___ TASK INPUT ___
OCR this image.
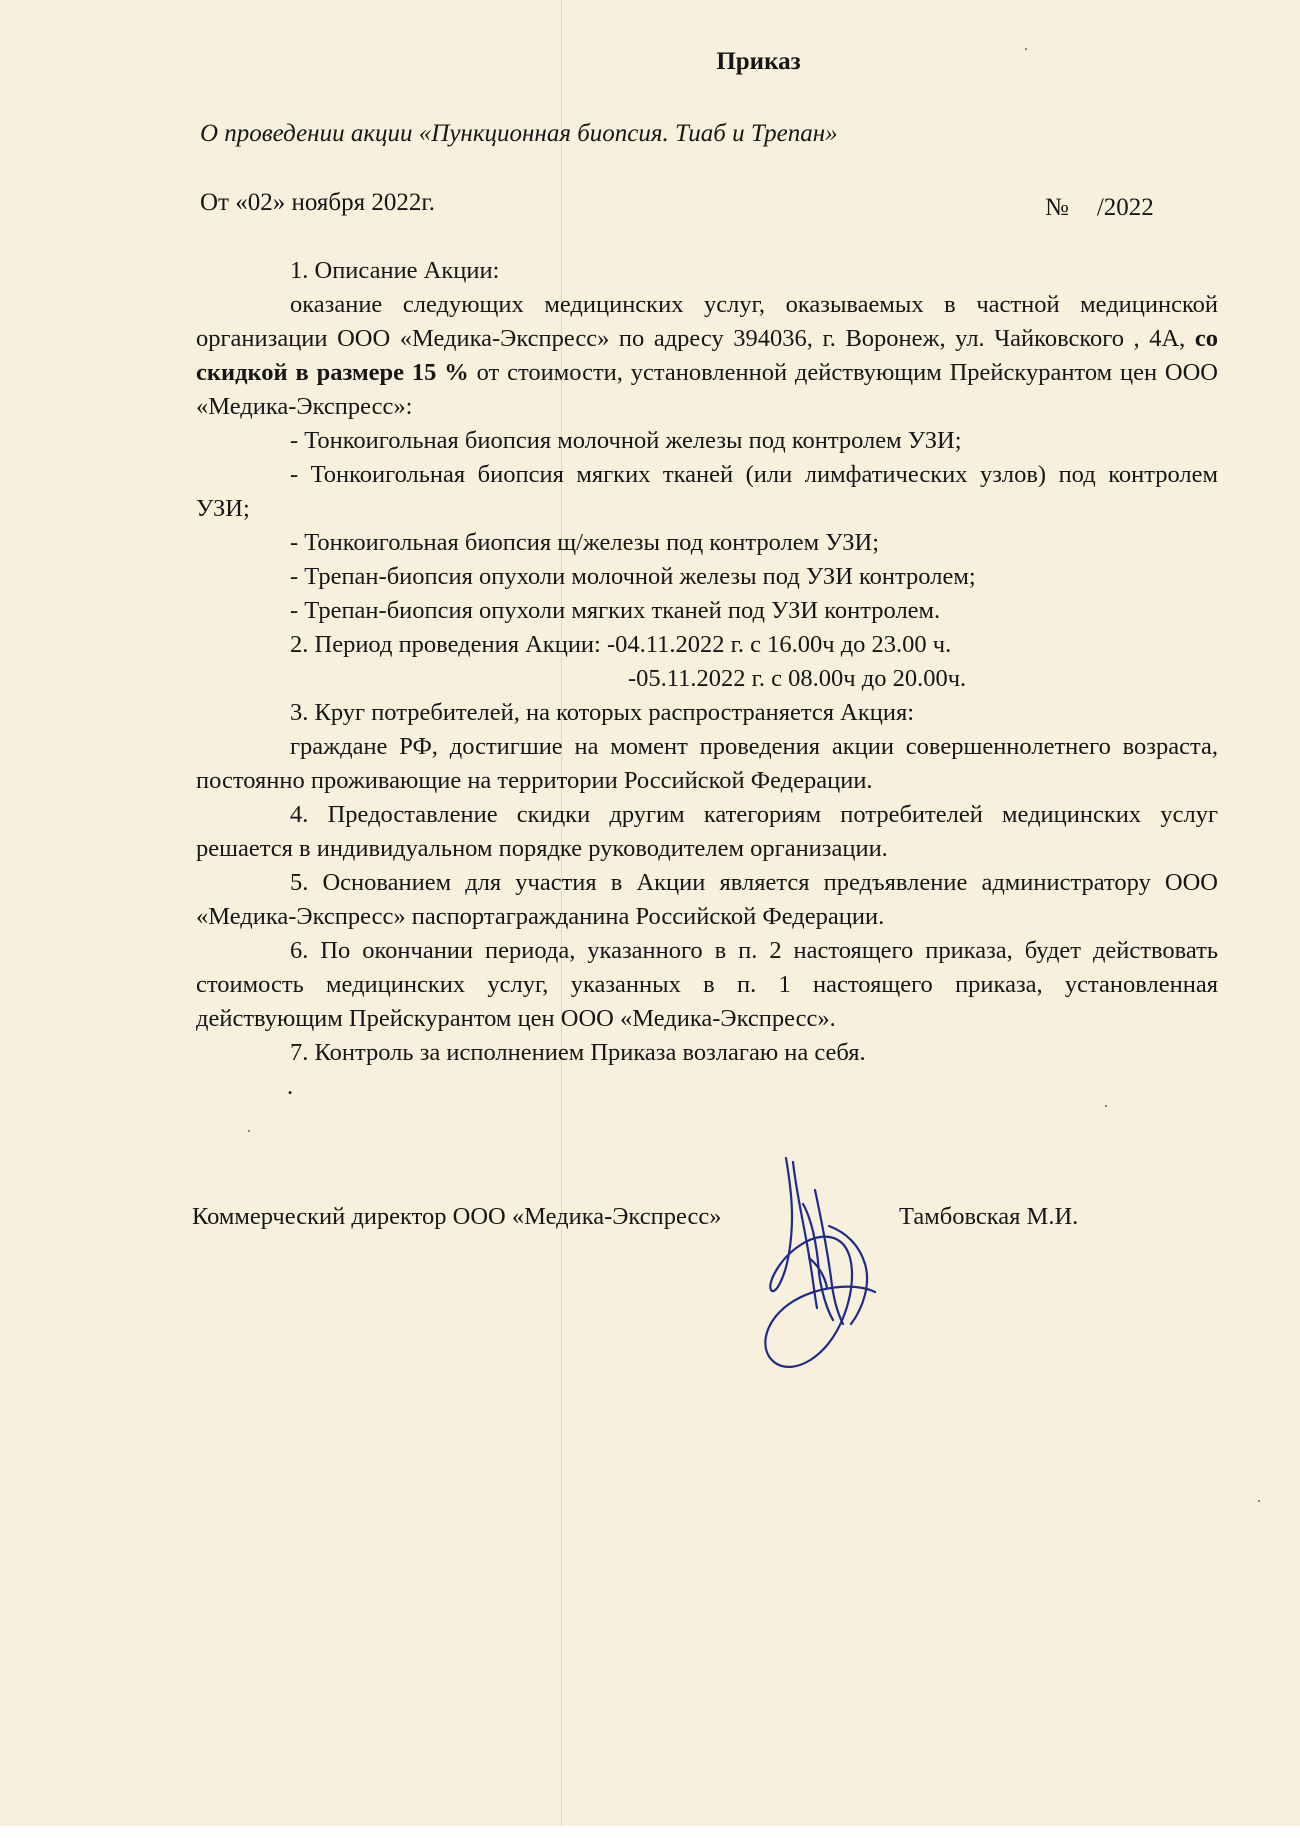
Приказ
О проведении акции «Пункционная биопсия. Тиаб и Трепан»
От «02» ноября 2022г.	№ /2022
1. Описание Акции:
оказание следующих медицинских услуг, оказываемых в частной медицинской организации ООО «Медика-Экспресс» по адресу 394036, г. Воронеж, ул. Чайковского , 4А, со скидкой в размере 15 % от стоимости, установленной действующим Прейскурантом цен ООО «Медика-Экспресс»:
- Тонкоигольная биопсия молочной железы под контролем УЗИ;
- Тонкоигольная биопсия мягких тканей (или лимфатических узлов) под контролем УЗИ;
- Тонкоигольная биопсия щ/железы под контролем УЗИ;
- Трепан-биопсия опухоли молочной железы под УЗИ контролем;
- Трепан-биопсия опухоли мягких тканей под УЗИ контролем.
2. Период проведения Акции: -04.11.2022 г. с 16.00ч до 23.00 ч.
-05.11.2022 г. с 08.00ч до 20.00ч.
3. Круг потребителей, на которых распространяется Акция:
граждане РФ, достигшие на момент проведения акции совершеннолетнего возраста, постоянно проживающие на территории Российской Федерации.
4. Предоставление скидки другим категориям потребителей медицинских услуг решается в индивидуальном порядке руководителем организации.
5. Основанием для участия в Акции является предъявление администратору ООО «Медика-Экспресс» паспортагражданина Российской Федерации.
6. По окончании периода, указанного в п. 2 настоящего приказа, будет действовать стоимость медицинских услуг, указанных в п. 1 настоящего приказа, установленная действующим Прейскурантом цен ООО «Медика-Экспресс».
7. Контроль за исполнением Приказа возлагаю на себя.
.
Коммерческий директор ООО «Медика-Экспресс»	Тамбовская М.И.
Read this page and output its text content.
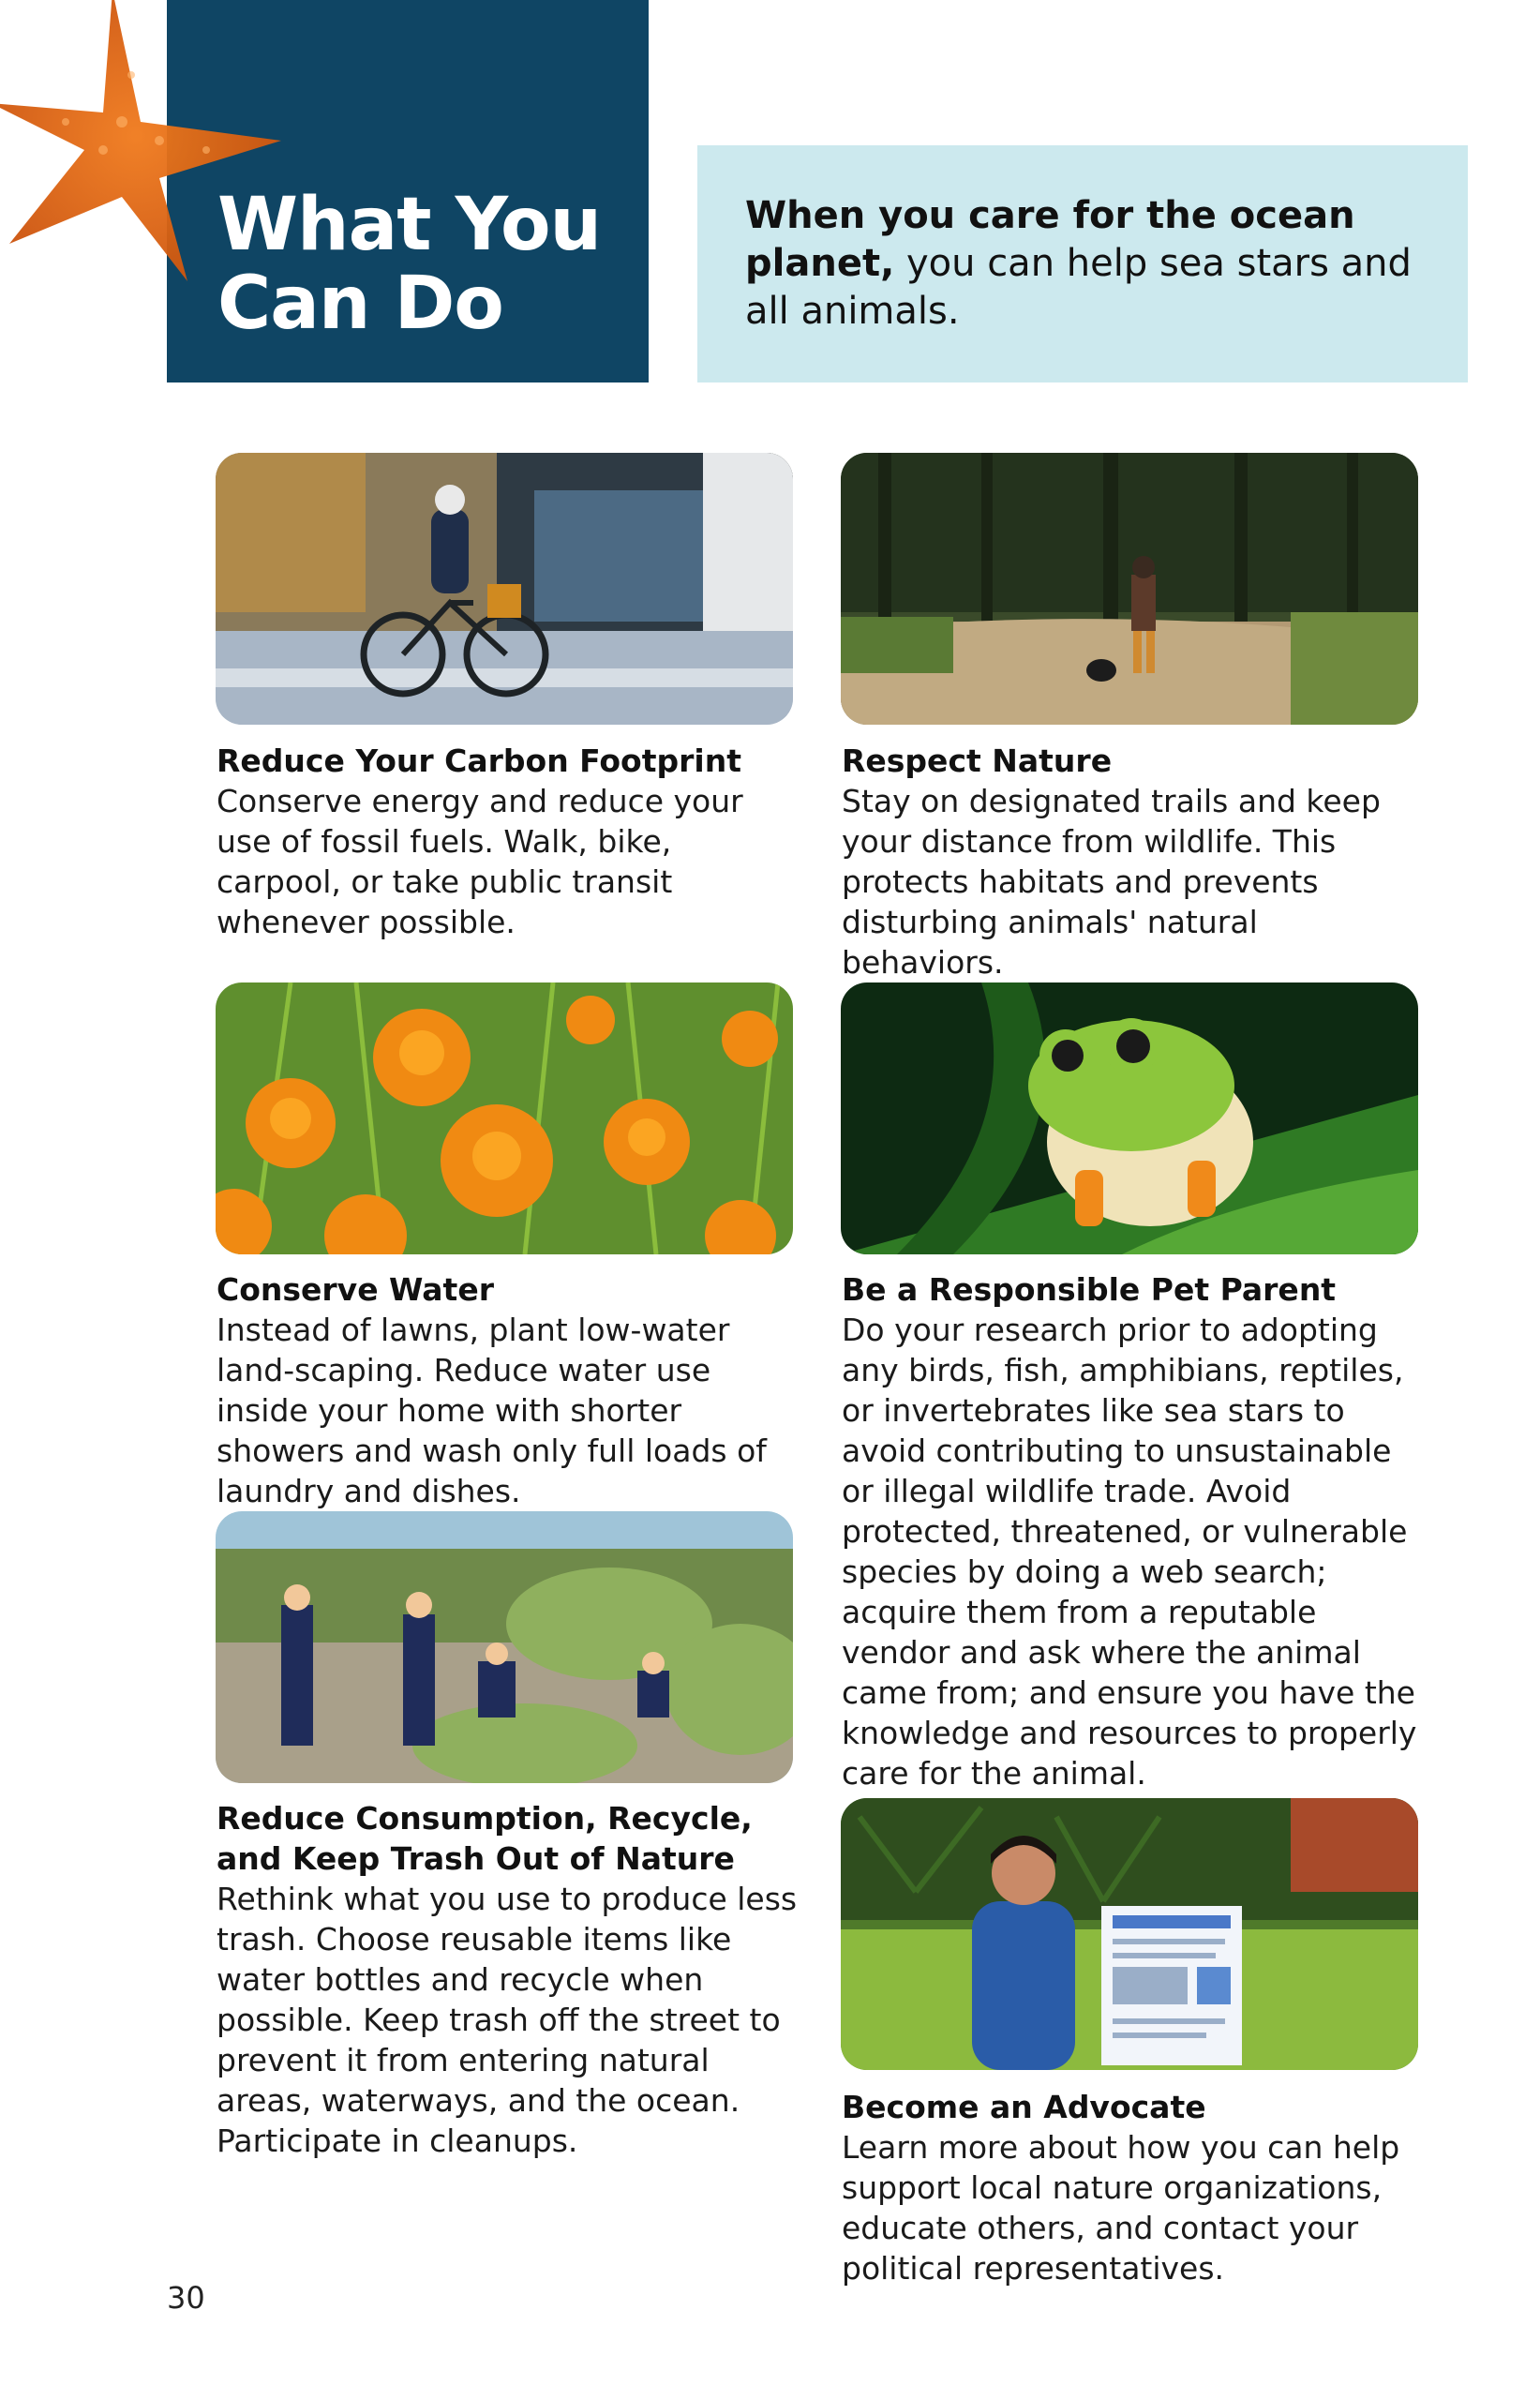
What You
Can Do
When you care for the ocean planet, you can help sea stars and all animals.
Reduce Your Carbon Footprint
Conserve energy and reduce your use of fossil fuels. Walk, bike, carpool, or take public transit whenever possible.
Respect Nature
Stay on designated trails and keep your distance from wildlife. This protects habitats and prevents disturbing animals' natural behaviors.
Conserve Water
Instead of lawns, plant low-water land-scaping. Reduce water use inside your home with shorter showers and wash only full loads of laundry and dishes.
Be a Responsible Pet Parent
Do your research prior to adopting any birds, fish, amphibians, reptiles, or invertebrates like sea stars to avoid contributing to unsustainable or illegal wildlife trade. Avoid protected, threatened, or vulnerable species by doing a web search; acquire them from a reputable vendor and ask where the animal came from; and ensure you have the knowledge and resources to properly care for the animal.
Reduce Consumption, Recycle, and Keep Trash Out of Nature
Rethink what you use to produce less trash. Choose reusable items like water bottles and recycle when possible. Keep trash off the street to prevent it from entering natural areas, waterways, and the ocean. Participate in cleanups.
Become an Advocate
Learn more about how you can help support local nature organizations, educate others, and contact your political representatives.
30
___
**OBJECTIVE:**
Copy out each line of the data containing the string "Тонкоигольная".

**OUTPUT OF THE TASK:**
- Тонкоигольная биопсия молочной железы под контролем УЗИ;
- Тонкоигольная биопсия мягких тканей (или лимфатических узлов) под контролем УЗИ;
- Тонкоигольная биопсия щ/железы под контролем УЗИ;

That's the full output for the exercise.